### Exercise instructions
In the entries below, find the lines with the word "date" and copy them.

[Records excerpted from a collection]
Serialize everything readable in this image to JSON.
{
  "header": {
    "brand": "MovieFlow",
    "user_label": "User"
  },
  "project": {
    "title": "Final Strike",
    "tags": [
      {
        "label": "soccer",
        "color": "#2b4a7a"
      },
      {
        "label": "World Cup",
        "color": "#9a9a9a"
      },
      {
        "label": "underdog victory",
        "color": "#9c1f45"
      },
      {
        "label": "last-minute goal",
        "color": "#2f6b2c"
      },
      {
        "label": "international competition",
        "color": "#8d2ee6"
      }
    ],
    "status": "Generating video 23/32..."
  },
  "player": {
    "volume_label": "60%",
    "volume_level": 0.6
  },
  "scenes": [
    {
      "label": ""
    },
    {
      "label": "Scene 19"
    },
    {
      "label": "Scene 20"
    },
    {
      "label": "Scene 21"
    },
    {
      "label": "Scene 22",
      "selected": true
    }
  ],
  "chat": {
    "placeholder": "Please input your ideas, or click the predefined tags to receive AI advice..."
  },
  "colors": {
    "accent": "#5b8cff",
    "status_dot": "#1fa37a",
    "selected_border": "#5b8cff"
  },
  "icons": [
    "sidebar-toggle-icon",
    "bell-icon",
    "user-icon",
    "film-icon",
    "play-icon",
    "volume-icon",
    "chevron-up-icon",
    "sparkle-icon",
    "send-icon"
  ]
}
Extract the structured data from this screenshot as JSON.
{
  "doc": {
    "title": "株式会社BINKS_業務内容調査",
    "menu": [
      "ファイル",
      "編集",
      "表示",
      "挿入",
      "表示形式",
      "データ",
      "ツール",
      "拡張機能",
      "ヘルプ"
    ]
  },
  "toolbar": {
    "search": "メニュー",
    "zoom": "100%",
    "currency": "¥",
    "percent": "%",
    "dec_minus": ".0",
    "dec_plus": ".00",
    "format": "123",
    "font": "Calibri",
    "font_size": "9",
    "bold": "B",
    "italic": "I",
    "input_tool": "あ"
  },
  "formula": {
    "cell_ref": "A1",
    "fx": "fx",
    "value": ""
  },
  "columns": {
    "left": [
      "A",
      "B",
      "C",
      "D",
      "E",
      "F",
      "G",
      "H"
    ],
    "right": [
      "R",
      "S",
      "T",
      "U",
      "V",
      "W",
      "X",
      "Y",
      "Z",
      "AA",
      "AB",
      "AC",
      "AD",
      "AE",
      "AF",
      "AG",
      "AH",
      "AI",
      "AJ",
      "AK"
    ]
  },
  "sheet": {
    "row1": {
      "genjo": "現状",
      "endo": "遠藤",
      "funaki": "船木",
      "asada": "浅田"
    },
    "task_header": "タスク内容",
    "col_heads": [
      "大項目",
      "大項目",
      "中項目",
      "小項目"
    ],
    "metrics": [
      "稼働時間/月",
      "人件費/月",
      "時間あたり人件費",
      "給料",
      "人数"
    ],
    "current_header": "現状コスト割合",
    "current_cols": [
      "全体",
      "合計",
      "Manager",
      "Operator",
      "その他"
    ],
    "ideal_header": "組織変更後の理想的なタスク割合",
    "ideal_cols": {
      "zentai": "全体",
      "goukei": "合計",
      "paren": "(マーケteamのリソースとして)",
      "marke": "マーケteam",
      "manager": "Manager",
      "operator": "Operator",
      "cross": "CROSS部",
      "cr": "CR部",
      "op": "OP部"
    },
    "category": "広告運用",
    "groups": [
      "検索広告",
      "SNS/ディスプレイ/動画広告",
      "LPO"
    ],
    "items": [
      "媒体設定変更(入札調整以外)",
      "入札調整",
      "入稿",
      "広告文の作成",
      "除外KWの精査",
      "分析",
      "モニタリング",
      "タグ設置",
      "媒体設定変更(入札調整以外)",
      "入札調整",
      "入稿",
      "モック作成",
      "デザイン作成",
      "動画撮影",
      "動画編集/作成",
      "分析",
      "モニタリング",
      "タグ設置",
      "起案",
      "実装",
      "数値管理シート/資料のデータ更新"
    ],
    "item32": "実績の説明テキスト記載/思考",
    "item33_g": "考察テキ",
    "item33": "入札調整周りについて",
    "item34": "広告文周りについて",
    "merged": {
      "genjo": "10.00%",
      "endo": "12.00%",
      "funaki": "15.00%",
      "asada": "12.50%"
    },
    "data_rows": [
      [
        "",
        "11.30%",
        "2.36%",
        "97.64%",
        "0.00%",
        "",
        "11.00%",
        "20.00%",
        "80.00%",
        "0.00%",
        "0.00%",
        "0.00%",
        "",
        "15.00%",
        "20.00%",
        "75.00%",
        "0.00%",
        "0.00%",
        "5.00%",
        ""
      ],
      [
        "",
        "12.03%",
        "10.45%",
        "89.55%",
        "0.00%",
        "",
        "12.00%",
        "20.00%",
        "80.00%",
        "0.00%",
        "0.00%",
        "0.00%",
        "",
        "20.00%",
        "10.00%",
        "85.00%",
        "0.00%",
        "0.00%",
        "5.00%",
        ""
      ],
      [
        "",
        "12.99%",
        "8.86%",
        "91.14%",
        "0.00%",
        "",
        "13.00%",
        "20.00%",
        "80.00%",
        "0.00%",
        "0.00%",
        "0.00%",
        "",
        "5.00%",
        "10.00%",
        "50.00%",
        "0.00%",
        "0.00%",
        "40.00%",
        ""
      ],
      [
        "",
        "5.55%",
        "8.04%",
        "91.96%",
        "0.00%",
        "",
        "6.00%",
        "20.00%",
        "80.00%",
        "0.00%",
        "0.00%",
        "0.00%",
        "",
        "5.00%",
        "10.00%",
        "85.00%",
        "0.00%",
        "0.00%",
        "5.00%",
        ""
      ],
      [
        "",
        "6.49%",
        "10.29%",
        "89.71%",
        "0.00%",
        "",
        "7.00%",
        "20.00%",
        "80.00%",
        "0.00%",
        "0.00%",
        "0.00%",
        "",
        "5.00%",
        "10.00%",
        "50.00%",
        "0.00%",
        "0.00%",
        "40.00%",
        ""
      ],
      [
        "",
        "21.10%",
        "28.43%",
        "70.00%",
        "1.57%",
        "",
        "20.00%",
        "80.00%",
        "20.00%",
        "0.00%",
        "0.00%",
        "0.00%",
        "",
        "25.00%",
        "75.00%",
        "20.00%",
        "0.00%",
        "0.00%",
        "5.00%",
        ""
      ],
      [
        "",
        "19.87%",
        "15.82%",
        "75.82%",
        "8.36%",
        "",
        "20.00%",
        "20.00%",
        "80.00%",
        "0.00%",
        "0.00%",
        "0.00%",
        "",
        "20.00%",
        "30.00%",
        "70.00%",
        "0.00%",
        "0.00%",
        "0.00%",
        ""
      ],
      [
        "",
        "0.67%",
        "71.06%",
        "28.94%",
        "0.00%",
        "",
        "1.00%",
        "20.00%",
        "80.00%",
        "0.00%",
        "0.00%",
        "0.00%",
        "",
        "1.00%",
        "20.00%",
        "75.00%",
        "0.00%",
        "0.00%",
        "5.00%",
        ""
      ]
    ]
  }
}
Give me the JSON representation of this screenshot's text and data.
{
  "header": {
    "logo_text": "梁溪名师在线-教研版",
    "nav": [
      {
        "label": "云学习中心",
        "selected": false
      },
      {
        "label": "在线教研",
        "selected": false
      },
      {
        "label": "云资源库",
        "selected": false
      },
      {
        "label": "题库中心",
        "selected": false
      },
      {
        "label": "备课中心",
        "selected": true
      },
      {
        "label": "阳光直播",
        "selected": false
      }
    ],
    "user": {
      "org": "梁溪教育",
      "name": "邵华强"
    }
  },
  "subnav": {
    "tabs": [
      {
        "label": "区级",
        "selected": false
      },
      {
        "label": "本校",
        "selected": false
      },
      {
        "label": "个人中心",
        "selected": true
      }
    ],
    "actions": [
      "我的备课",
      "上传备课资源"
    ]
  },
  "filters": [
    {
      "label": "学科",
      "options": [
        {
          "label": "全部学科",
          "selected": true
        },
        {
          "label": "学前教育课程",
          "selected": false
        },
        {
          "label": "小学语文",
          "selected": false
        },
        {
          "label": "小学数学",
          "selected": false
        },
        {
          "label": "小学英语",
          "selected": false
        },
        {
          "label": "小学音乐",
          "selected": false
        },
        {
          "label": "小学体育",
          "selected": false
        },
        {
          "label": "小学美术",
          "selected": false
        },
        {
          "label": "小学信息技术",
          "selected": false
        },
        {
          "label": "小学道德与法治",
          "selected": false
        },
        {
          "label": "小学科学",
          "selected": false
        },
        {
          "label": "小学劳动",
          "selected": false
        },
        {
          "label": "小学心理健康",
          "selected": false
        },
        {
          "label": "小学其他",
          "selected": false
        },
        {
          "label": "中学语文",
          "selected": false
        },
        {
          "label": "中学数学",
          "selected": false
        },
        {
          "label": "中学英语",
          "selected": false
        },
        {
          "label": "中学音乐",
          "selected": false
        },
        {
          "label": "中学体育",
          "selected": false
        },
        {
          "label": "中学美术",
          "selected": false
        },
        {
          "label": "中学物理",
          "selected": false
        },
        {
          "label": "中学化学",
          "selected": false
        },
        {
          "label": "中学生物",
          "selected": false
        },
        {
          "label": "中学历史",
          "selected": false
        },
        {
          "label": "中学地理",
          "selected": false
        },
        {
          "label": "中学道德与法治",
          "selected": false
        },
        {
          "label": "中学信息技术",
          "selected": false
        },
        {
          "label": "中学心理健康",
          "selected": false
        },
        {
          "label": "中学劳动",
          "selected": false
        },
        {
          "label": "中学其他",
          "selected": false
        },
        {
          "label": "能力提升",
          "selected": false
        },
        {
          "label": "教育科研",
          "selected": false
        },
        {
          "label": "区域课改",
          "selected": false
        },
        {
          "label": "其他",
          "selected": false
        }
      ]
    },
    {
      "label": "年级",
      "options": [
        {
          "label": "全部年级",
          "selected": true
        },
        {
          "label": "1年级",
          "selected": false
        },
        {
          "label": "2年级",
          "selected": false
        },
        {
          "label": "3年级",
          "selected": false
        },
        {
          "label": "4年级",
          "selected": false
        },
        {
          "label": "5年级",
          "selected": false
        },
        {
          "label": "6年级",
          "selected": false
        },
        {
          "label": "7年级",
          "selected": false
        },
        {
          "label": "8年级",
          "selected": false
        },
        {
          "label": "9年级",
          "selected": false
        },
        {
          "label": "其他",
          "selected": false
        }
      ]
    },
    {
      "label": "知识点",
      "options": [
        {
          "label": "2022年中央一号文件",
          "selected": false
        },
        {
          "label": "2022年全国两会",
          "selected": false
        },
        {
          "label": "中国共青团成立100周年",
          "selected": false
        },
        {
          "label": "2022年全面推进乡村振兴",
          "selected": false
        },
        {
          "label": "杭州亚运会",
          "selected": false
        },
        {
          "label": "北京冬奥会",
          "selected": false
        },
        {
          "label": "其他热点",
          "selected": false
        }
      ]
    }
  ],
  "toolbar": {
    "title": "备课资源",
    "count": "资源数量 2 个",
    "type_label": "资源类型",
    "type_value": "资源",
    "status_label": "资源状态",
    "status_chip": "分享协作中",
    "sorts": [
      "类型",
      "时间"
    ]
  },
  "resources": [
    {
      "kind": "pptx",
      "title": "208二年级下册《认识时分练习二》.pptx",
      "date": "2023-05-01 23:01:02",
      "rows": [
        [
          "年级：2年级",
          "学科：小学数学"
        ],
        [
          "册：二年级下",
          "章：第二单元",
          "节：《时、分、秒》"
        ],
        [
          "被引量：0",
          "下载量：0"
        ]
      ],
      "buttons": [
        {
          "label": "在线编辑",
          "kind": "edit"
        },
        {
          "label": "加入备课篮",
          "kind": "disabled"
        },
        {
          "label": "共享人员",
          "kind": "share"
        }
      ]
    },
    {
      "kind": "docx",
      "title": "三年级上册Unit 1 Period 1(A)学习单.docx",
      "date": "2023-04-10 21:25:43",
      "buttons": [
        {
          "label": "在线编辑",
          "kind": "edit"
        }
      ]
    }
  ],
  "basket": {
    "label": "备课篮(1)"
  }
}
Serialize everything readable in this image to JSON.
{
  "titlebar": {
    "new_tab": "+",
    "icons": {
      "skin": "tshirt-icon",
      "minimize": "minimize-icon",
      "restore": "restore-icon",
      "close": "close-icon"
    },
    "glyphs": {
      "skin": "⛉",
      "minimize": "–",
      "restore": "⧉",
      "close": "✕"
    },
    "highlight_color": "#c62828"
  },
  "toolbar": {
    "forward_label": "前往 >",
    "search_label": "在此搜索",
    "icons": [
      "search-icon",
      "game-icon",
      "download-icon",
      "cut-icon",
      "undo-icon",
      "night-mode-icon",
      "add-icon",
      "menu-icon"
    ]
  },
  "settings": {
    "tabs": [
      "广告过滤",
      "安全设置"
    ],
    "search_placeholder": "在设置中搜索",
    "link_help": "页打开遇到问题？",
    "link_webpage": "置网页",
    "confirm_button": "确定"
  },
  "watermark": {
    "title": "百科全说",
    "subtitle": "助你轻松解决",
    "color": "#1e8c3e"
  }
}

### Reply to the task
      "date": "2023-05-01 23:01:02",
      "date": "2023-04-10 21:25:43",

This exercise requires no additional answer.